(Collected data)
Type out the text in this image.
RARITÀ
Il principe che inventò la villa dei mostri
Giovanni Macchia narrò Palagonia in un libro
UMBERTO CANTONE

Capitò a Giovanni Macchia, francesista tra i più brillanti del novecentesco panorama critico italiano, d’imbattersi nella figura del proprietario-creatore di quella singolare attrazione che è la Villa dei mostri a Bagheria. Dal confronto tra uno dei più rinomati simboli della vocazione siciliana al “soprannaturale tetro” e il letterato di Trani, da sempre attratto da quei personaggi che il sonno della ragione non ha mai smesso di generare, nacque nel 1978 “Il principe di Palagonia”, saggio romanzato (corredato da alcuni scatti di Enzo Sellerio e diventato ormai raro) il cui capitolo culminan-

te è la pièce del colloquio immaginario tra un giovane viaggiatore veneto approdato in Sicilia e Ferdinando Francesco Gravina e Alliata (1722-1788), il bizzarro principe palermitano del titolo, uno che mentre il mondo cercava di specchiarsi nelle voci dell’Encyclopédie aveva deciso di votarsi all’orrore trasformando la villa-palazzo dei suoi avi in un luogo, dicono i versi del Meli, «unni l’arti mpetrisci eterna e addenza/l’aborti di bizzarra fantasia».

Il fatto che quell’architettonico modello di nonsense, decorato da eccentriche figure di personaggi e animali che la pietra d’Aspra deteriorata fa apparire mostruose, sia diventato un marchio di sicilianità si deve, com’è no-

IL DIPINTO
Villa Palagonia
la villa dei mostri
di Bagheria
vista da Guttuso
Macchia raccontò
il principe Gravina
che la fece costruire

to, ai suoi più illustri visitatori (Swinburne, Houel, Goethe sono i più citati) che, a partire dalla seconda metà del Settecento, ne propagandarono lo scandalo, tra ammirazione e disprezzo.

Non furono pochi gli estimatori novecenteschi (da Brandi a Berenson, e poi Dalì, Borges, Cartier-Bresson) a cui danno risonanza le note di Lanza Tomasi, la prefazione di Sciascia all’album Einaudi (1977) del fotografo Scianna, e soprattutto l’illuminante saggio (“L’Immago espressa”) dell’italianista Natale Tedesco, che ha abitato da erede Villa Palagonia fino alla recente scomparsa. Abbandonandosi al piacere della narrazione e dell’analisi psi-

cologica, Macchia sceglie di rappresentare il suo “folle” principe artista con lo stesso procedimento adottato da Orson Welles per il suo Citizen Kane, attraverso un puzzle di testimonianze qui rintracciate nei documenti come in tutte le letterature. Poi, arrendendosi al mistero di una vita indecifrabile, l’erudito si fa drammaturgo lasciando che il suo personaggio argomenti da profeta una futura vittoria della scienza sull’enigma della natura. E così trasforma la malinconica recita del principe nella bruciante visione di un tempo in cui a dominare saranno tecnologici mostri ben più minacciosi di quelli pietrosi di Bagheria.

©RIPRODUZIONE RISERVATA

Goal of the exercise: Take the data above and return it exactly.

Solved problem:
Type out the text in this image.
RARITÀ
Il principe che inventò la villa dei mostri
Giovanni Macchia narrò Palagonia in un libro
UMBERTO CANTONE

Capitò a Giovanni Macchia, francesista tra i più brillanti del novecentesco panorama critico italiano, d’imbattersi nella figura del proprietario-creatore di quella singolare attrazione che è la Villa dei mostri a Bagheria. Dal confronto tra uno dei più rinomati simboli della vocazione siciliana al “soprannaturale tetro” e il letterato di Trani, da sempre attratto da quei personaggi che il sonno della ragione non ha mai smesso di generare, nacque nel 1978 “Il principe di Palagonia”, saggio romanzato (corredato da alcuni scatti di Enzo Sellerio e diventato ormai raro) il cui capitolo culminan-

te è la pièce del colloquio immaginario tra un giovane viaggiatore veneto approdato in Sicilia e Ferdinando Francesco Gravina e Alliata (1722-1788), il bizzarro principe palermitano del titolo, uno che mentre il mondo cercava di specchiarsi nelle voci dell’Encyclopédie aveva deciso di votarsi all’orrore trasformando la villa-palazzo dei suoi avi in un luogo, dicono i versi del Meli, «unni l’arti mpetrisci eterna e addenza/l’aborti di bizzarra fantasia».

Il fatto che quell’architettonico modello di nonsense, decorato da eccentriche figure di personaggi e animali che la pietra d’Aspra deteriorata fa apparire mostruose, sia diventato un marchio di sicilianità si deve, com’è no-

IL DIPINTO
Villa Palagonia
la villa dei mostri
di Bagheria
vista da Guttuso
Macchia raccontò
il principe Gravina
che la fece costruire

to, ai suoi più illustri visitatori (Swinburne, Houel, Goethe sono i più citati) che, a partire dalla seconda metà del Settecento, ne propagandarono lo scandalo, tra ammirazione e disprezzo.

Non furono pochi gli estimatori novecenteschi (da Brandi a Berenson, e poi Dalì, Borges, Cartier-Bresson) a cui danno risonanza le note di Lanza Tomasi, la prefazione di Sciascia all’album Einaudi (1977) del fotografo Scianna, e soprattutto l’illuminante saggio (“L’Immago espressa”) dell’italianista Natale Tedesco, che ha abitato da erede Villa Palagonia fino alla recente scomparsa. Abbandonandosi al piacere della narrazione e dell’analisi psi-

cologica, Macchia sceglie di rappresentare il suo “folle” principe artista con lo stesso procedimento adottato da Orson Welles per il suo Citizen Kane, attraverso un puzzle di testimonianze qui rintracciate nei documenti come in tutte le letterature. Poi, arrendendosi al mistero di una vita indecifrabile, l’erudito si fa drammaturgo lasciando che il suo personaggio argomenti da profeta una futura vittoria della scienza sull’enigma della natura. E così trasforma la malinconica recita del principe nella bruciante visione di un tempo in cui a dominare saranno tecnologici mostri ben più minacciosi di quelli pietrosi di Bagheria.

©RIPRODUZIONE RISERVATA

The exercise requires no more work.